WHAT TO PRODUCE — Below are the records; pull every line that includes "text".

Dataset items —

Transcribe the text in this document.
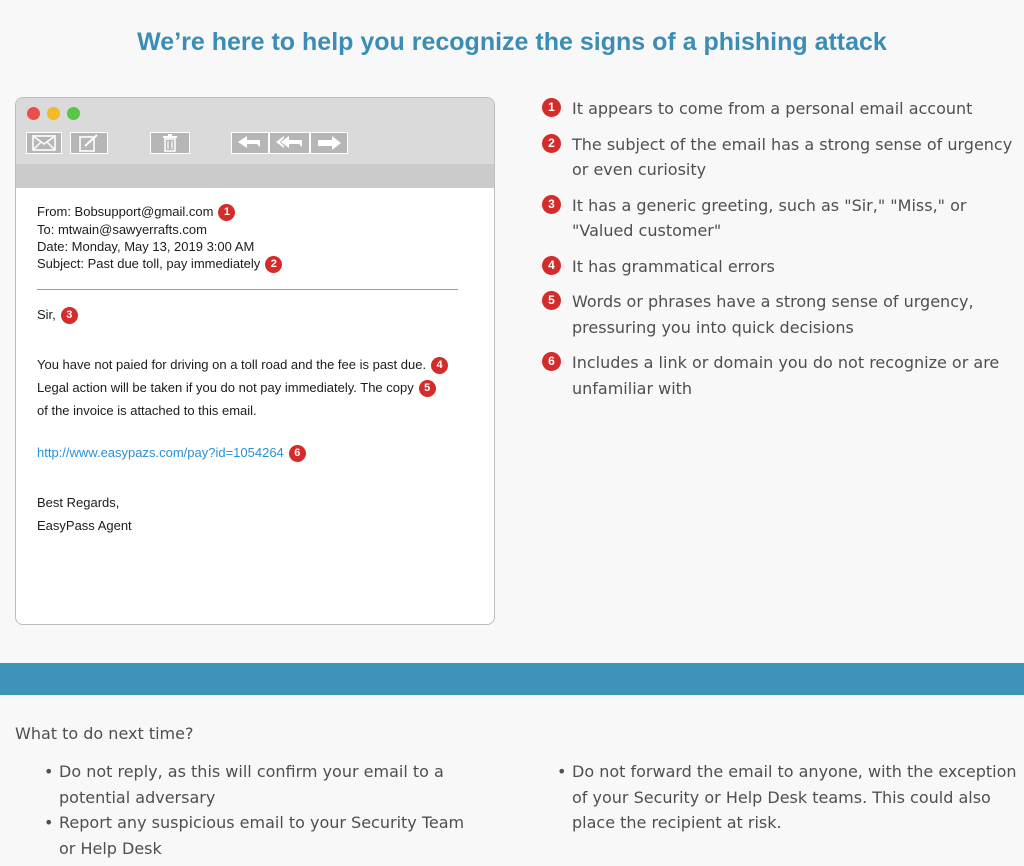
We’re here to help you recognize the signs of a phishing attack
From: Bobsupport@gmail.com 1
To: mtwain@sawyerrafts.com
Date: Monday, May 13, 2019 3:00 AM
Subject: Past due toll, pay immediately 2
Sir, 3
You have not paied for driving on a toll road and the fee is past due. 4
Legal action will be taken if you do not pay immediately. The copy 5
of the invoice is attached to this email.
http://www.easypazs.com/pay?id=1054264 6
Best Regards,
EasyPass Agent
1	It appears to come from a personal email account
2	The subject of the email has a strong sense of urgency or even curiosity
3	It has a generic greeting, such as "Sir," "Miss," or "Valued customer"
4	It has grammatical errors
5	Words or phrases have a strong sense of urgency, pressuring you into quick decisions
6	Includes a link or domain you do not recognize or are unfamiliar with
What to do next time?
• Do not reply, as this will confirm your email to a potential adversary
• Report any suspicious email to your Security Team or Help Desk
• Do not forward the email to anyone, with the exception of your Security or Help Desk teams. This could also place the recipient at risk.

--

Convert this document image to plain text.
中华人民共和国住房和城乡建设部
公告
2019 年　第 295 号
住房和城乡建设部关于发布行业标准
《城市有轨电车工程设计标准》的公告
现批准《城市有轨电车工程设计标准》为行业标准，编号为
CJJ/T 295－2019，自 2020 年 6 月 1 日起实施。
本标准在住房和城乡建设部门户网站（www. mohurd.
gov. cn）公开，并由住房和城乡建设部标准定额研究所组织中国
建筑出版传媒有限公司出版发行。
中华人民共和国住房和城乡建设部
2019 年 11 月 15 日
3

SOLUTION FOR THIS TASK —
Transcribe the text in this document.
Convert this document image to plain text.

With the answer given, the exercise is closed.